DIRECTIVE:
Pull out every line below that holds the word "Windows".

Dataset records
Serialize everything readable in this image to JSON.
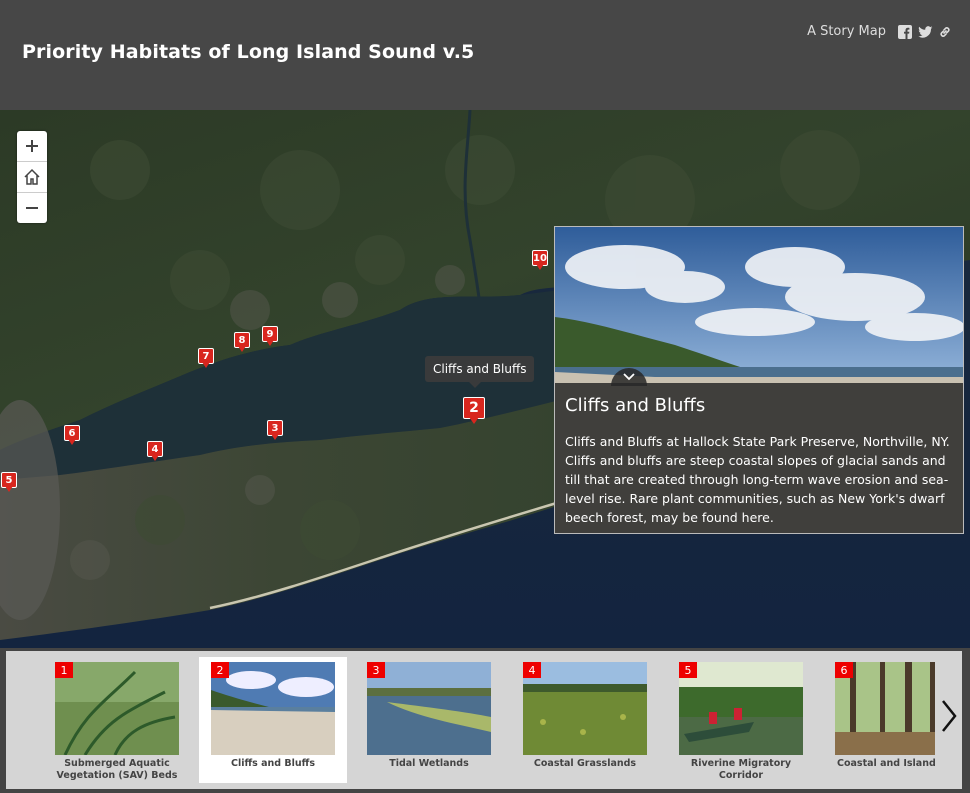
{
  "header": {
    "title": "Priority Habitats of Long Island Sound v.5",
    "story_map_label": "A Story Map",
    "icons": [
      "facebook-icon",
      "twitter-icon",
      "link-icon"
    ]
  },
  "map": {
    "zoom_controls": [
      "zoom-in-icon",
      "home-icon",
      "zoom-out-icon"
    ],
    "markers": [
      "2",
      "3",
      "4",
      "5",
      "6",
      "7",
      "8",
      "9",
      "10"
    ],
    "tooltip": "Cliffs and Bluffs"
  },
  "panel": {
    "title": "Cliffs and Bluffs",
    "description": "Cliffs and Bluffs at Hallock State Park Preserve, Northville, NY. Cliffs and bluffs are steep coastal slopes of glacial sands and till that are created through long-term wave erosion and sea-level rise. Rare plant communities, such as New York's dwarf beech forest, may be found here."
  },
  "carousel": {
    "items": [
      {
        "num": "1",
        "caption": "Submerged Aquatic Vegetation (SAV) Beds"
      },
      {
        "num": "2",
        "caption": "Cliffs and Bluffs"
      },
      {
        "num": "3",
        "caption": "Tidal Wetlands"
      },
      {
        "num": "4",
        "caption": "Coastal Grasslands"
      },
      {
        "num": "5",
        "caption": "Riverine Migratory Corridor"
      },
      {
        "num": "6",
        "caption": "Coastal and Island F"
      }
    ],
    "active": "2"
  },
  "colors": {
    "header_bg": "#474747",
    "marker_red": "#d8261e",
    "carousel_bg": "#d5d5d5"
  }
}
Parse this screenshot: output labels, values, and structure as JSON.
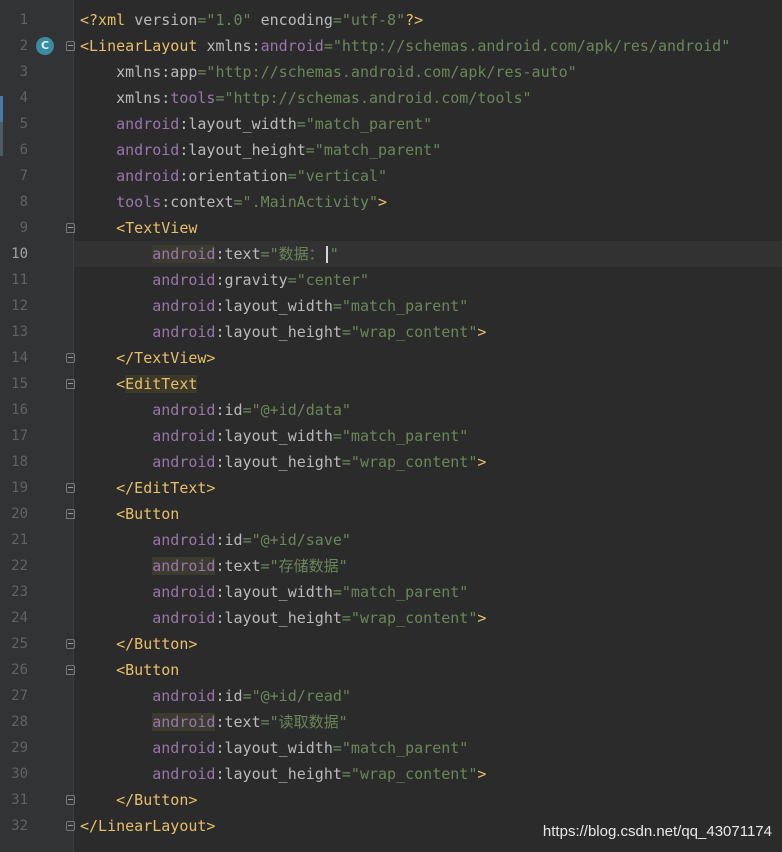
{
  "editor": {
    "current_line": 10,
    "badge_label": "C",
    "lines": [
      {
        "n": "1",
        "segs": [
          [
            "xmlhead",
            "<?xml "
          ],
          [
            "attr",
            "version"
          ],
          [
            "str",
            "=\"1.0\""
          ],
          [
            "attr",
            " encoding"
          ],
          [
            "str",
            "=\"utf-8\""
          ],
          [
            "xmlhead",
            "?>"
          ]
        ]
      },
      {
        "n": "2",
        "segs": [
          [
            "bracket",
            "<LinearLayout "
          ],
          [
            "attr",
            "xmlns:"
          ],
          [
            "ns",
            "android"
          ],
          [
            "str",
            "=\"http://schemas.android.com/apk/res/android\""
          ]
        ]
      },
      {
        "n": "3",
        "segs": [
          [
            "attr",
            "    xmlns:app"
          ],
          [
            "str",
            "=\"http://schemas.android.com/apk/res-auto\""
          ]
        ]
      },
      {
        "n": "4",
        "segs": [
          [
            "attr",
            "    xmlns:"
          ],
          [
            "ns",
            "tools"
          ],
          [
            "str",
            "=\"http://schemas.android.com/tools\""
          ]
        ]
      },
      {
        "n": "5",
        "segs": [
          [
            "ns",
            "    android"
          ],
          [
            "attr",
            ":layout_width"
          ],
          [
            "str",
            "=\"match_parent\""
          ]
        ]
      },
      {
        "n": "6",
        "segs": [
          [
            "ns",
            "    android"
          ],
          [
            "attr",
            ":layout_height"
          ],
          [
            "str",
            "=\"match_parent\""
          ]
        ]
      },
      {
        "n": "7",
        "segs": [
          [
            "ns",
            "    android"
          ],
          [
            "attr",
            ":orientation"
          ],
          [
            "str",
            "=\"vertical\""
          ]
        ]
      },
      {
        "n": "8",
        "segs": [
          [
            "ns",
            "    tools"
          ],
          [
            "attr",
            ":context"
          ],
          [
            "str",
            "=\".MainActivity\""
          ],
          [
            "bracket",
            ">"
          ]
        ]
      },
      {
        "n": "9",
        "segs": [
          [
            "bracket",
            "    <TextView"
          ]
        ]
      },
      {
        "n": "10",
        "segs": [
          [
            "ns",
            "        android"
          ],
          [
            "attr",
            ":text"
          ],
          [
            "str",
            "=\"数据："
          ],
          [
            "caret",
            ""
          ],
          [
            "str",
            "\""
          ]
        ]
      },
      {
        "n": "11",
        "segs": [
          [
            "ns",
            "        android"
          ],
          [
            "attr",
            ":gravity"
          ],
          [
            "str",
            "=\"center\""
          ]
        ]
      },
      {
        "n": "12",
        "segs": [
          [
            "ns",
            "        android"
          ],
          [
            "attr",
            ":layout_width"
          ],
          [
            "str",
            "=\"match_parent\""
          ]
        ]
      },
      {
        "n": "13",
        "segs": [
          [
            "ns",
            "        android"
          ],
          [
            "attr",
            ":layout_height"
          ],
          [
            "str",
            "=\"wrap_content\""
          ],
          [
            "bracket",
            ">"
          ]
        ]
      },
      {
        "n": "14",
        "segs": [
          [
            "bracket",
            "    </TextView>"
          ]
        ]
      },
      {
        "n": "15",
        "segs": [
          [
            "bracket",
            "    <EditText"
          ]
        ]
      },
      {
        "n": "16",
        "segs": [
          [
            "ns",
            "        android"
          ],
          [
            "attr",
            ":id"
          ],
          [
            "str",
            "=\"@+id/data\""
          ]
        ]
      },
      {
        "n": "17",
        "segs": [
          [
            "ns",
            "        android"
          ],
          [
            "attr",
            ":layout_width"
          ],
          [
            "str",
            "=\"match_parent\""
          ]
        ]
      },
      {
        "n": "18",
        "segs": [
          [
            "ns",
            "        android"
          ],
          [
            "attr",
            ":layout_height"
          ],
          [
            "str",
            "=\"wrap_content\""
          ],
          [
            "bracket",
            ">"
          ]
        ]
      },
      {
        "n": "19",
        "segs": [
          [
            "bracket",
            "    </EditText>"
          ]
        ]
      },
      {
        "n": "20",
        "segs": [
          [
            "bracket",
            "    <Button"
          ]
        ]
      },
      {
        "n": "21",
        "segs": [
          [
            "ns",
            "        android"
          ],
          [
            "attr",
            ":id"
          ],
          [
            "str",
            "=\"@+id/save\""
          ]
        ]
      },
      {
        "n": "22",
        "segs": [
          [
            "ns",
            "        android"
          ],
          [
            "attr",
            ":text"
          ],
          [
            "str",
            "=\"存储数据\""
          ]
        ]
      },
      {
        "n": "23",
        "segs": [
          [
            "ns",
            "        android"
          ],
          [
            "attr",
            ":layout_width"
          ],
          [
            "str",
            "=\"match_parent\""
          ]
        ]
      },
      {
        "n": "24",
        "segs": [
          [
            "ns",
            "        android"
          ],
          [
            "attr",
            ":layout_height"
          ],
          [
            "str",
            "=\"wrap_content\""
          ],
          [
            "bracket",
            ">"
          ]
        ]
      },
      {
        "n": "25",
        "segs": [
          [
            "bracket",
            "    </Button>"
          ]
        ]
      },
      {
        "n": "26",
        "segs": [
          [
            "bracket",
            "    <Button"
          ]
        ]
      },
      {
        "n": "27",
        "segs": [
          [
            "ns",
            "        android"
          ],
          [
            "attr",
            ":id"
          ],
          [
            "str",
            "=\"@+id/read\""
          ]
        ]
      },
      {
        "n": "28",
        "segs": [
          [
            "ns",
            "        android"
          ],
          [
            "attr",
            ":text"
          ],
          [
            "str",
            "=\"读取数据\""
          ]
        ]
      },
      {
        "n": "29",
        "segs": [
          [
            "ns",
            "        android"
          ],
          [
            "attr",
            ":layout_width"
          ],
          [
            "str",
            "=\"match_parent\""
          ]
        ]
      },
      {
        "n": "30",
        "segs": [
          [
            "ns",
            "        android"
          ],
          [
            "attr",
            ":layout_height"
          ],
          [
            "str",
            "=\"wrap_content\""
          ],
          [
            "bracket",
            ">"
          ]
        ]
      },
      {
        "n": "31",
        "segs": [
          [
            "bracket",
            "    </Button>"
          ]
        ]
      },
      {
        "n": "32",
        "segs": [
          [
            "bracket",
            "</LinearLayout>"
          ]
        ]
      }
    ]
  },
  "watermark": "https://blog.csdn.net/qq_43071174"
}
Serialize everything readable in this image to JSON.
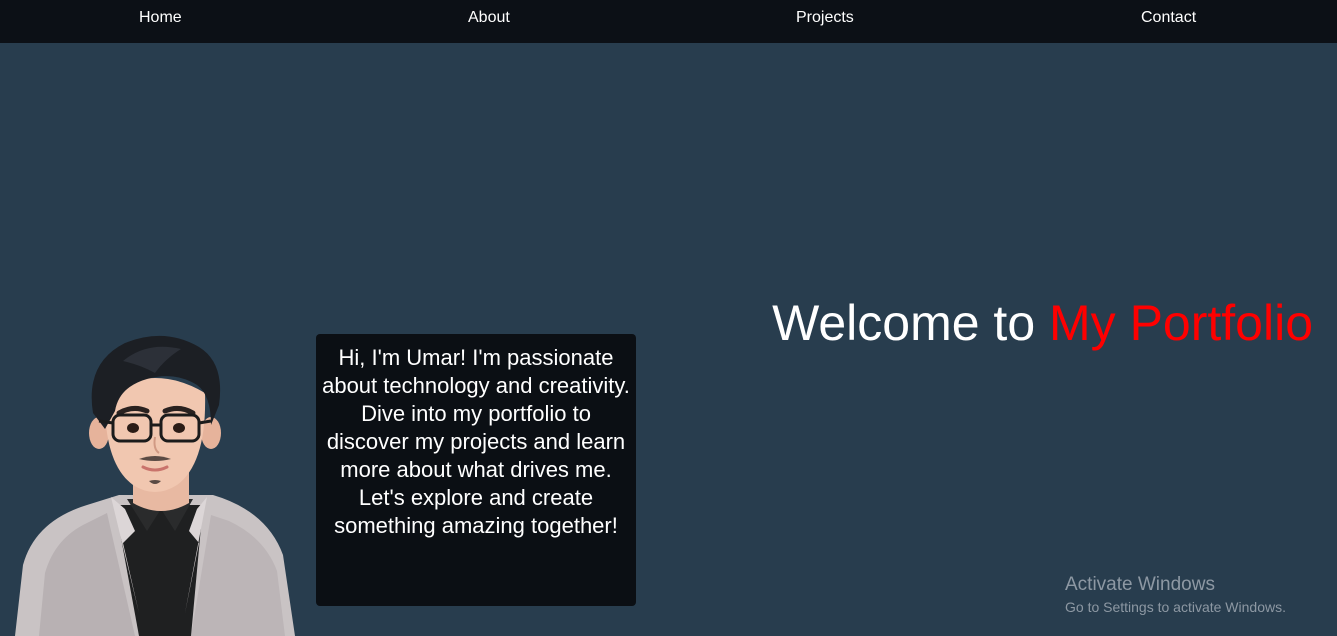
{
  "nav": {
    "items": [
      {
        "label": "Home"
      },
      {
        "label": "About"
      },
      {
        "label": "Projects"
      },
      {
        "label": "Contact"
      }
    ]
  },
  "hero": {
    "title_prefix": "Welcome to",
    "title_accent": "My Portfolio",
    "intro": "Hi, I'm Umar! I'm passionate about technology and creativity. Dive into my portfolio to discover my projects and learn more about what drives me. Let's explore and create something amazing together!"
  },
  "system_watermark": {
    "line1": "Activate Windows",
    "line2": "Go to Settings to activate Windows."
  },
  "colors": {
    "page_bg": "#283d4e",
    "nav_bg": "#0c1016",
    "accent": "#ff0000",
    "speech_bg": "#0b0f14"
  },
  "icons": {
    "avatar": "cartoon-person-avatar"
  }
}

RESULT OF THIS TASK:
    "line1": "Activate Windows",
    "line2": "Go to Settings to activate Windows."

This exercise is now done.